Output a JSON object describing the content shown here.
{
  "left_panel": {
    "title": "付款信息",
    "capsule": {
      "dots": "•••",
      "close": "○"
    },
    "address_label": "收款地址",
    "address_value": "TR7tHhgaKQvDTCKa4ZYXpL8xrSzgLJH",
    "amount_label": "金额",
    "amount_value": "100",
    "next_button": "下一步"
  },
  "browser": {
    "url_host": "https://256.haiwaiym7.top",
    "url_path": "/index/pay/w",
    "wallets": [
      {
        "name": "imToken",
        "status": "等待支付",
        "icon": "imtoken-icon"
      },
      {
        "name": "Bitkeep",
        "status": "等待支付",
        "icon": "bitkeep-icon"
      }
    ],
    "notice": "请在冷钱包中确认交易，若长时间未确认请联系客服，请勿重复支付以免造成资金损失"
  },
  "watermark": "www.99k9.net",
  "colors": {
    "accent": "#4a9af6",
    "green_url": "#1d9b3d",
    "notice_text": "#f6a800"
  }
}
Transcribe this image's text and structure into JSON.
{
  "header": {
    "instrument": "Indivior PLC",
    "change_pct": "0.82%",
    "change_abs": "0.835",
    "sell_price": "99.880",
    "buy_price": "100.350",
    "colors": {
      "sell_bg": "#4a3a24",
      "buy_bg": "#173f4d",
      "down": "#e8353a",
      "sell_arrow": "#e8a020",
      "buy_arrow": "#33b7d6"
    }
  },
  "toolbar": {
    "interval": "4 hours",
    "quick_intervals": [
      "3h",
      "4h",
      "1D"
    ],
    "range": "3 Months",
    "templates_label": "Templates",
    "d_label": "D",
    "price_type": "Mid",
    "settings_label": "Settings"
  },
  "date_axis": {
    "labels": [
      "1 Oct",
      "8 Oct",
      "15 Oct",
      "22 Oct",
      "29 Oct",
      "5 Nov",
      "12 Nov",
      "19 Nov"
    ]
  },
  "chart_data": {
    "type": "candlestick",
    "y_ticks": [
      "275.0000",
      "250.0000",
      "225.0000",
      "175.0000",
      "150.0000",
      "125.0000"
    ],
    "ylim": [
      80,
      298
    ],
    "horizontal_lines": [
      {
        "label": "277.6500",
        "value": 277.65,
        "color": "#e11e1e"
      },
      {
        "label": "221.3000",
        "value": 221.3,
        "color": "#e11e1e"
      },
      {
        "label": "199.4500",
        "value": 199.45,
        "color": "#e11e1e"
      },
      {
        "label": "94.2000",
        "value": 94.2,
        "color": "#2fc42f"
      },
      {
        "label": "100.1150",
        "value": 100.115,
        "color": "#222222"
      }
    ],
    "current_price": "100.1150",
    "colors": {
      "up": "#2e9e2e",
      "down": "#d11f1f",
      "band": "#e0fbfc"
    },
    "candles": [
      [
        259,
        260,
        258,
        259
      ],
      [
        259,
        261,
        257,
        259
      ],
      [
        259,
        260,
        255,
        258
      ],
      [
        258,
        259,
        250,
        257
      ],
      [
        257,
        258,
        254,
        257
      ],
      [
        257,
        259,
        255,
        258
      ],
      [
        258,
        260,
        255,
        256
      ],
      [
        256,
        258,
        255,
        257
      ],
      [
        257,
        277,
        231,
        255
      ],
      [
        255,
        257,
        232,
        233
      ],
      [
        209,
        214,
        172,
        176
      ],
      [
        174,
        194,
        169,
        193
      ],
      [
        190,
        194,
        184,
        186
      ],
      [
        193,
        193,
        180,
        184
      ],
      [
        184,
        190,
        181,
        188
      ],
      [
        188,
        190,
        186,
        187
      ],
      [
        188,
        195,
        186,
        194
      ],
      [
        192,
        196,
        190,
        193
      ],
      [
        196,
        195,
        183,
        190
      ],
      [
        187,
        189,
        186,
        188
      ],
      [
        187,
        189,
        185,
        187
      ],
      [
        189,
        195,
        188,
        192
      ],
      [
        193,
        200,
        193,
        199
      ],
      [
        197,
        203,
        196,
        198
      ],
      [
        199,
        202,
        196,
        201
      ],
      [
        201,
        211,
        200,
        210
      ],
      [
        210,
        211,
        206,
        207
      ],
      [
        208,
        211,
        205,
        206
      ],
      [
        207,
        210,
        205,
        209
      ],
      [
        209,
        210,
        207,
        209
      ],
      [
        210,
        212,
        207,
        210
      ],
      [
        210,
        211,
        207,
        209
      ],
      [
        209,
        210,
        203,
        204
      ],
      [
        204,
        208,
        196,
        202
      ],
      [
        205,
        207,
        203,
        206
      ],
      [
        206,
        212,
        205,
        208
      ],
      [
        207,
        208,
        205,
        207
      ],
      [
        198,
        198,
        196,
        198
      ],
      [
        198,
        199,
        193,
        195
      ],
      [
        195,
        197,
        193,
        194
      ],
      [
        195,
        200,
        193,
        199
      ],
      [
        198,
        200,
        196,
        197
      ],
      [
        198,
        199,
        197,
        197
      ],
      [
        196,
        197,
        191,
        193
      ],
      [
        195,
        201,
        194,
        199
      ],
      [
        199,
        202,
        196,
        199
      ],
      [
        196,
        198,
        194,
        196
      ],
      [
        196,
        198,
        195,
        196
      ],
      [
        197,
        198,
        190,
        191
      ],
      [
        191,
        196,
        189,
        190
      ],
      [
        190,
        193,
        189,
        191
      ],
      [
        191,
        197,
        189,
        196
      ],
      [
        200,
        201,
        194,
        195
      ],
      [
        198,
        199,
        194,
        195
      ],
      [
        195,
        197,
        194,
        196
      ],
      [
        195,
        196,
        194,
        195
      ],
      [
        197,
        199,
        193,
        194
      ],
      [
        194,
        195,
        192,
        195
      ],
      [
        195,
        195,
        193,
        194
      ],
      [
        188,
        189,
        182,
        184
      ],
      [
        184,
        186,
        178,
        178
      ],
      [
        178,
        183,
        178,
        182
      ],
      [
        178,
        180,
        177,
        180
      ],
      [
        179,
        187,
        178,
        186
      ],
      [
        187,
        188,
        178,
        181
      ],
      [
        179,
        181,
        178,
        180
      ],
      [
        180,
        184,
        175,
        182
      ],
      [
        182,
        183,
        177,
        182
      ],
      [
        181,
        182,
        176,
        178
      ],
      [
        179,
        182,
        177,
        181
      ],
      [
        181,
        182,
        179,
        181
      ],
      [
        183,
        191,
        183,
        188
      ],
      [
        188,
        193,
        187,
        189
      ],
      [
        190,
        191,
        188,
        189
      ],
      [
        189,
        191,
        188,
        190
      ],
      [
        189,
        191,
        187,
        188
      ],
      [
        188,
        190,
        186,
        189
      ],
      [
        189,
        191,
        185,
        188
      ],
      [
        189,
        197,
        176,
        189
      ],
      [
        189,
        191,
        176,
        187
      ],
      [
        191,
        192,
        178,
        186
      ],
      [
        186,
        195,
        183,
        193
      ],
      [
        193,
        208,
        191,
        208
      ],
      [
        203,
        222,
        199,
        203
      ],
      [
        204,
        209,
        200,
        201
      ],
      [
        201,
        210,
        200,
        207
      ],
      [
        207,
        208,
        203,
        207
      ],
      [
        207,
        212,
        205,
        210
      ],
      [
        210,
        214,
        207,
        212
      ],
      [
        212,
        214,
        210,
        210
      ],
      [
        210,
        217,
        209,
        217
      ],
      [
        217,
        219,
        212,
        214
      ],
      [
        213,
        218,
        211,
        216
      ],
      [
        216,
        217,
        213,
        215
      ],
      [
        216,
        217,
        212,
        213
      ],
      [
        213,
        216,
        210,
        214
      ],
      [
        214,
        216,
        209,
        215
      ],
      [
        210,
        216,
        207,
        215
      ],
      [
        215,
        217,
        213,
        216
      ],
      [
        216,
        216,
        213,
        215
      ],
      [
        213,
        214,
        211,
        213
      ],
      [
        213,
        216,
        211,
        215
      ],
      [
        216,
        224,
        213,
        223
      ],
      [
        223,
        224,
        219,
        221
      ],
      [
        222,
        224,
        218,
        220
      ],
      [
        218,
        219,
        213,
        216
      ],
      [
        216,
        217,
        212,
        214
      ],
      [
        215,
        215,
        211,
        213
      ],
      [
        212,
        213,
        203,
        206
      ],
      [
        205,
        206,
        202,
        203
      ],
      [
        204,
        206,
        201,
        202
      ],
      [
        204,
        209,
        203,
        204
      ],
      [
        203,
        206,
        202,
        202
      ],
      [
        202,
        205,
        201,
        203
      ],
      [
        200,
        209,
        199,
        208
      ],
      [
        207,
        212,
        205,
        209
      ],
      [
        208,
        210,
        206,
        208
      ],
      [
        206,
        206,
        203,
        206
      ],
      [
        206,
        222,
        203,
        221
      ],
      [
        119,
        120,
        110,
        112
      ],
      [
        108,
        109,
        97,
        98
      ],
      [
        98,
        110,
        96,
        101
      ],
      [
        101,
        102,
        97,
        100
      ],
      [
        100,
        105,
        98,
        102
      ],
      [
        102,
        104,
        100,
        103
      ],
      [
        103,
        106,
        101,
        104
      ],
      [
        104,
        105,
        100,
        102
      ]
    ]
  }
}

[What is required] What is the number of lines above that contain the string "JSON"? Answer with the number alone.

[Response] 2